*** Document text ***
Chair of the Idaho Republican Party
- In office June 27, 2020 – July 16, 2022
- Preceded by: Raúl Labrador
- Succeeded by: Dorothy Moon

Idaho Superintendent of Public Instruction
- In office January 1, 2007 – January 5, 2015
- Governor: Butch Otter
- Preceded by: Marilyn Howard
- Succeeded by: Sherri Ybarra

Personal details
- Born: 1958 (age 67–68) Santa Ana, California, U.S.
- Party: Republican
- Spouse: Cindy
- Children: 6, including Camille
- Education: Thomas Edison State University (BA)

= Tom Luna =

American politician

Thomas Luna (born 1958) is an American politician who served as Idaho superintendent of public instruction from 2006 to 2014. He is a member of the Republican Party.

Luna was the chair of Idaho Republican Party from June 2020 to July 2022, when he lost re-election to State Representative Dorothy Moon.

== Early life and education==
Luna was born in Santa Ana, California. He moved to Idaho to attend Ricks College (now Brigham Young University, Idaho) in 1981 and later attended Boise State University, but did not graduate from either.

Luna was initially prevented from serving as Idaho superintendent of public instruction because he lacked a college degree. To satisfy the requirement, Luna earned a Bachelor of Arts degree in Liberal Arts from Thomas Edison State College, a majority-online university based in Trenton, New Jersey.

==Career==

=== Business ===
Luna is the former owner of Scales Unlimited, an industrial truck scale service company which he started in 1982 and sold in 2010. He was later appointed to be President of The International Society of Weights and Measurement (ISWM) and as a voting member of National Type Evaluation Program (NTEP).

=== Education ===
Luna served on the Nampa School Board for seven years, three of those as chairman. As a member of the Nampa School Board, Luna supported school vouchers and tax credits for private schools as a means to increase competition in education.

From 2003 to 2005 Luna worked for the United States Department of Education as an adviser to then-Secretary of Education, Rod Paige. He served as executive director for the White House Initiative of Tribal Colleges and Universities and as the director of the US Rural Education Task Force.

Running for the superintendent of public instruction in Idaho in 2006, Luna focused on promoting charter schools. Columnist William McGurn stated that he found Luna's business experience and lack of education degree, "refreshing".

In 2006, Luna was elected as Idaho superintendent of public instruction. He was re-elected to a second term in 2010. He was also appointed commissioner of Idaho Achievement Standards Committee and chairman of the Idaho Assessment and Accountability Committee.
*** Supplied data ***
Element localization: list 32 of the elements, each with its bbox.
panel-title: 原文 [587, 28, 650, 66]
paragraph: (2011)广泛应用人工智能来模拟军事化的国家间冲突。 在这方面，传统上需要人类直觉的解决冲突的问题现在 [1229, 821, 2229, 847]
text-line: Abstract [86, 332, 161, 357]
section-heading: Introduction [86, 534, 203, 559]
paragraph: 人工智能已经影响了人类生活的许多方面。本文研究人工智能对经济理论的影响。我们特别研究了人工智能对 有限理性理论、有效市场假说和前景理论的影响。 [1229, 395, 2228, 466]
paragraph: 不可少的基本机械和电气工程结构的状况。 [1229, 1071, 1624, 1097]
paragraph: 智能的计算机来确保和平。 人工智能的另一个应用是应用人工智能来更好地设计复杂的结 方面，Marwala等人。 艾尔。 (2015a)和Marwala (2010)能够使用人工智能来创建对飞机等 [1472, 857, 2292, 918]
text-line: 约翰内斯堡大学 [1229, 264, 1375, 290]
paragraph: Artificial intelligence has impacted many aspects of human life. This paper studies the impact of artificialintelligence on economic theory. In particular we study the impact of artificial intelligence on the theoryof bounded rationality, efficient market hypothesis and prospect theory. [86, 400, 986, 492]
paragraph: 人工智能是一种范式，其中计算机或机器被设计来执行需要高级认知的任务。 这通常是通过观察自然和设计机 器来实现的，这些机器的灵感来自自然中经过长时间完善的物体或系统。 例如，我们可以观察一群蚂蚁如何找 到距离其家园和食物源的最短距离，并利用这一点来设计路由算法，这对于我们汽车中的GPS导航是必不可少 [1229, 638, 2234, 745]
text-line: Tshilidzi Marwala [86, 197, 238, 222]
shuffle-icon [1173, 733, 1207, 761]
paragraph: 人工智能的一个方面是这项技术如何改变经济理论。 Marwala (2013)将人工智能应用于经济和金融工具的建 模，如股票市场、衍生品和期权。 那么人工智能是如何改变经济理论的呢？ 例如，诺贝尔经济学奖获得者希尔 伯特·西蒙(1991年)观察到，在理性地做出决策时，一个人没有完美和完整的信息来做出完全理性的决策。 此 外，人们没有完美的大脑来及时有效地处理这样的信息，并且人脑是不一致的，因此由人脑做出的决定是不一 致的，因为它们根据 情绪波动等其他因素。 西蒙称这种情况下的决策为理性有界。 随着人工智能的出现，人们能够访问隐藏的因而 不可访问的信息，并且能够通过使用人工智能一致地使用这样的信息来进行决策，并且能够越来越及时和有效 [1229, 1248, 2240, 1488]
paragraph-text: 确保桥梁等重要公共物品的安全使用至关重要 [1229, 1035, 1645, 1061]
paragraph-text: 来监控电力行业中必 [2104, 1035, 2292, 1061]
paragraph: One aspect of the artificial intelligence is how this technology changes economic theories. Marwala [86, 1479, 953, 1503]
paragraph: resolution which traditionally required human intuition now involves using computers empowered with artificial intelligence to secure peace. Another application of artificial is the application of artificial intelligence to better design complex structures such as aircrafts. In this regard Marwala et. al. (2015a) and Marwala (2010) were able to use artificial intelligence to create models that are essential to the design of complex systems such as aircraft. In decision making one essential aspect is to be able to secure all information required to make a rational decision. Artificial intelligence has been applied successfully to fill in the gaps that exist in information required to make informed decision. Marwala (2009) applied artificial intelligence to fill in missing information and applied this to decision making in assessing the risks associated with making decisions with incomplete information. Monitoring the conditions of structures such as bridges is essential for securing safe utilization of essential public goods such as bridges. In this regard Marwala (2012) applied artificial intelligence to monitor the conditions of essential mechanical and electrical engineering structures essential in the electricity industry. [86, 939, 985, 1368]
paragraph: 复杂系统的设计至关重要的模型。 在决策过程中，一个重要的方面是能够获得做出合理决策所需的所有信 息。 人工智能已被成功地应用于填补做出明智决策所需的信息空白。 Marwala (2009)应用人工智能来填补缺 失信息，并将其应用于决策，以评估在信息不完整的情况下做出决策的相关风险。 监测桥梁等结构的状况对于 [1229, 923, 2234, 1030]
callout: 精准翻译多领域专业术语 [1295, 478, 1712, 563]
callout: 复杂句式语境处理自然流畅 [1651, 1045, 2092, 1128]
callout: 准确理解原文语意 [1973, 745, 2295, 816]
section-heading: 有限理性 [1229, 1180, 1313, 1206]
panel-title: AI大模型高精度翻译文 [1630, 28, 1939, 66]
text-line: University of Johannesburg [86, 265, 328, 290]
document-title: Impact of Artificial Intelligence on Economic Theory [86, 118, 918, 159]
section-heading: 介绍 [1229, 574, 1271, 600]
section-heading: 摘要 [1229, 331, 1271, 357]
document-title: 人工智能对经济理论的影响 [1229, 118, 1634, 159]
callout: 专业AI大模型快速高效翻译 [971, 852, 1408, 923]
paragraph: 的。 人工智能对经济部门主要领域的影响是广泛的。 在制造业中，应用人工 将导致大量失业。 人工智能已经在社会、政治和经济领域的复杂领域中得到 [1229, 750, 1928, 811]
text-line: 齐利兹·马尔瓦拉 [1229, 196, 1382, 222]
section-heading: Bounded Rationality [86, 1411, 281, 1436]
***
### Task requirements
[1] In the Tom Luna article, write out the stretch from "Luna was the" through "graduate from either.".
[2] Answer these from the Tom Luna article:
(a) What company did Luna own, and in what year did he sell it?
(b) For how many years did he serve on the Nampa School Board?
(c) Who succeeded him as chair of the Idaho Republican Party?

### Solved tasks
[1]
Luna was the chair of Idaho Republican Party from June 2020 to July 2022, when he lost re-election to State Representative Dorothy Moon.

== Early life and education==
Luna was born in Santa Ana, California. He moved to Idaho to attend Ricks College (now Brigham Young University, Idaho) in 1981 and later attended Boise State University, but did not graduate from either.

[2]
(a) Scales Unlimited, sold in 2010
(b) Seven years
(c) Dorothy Moon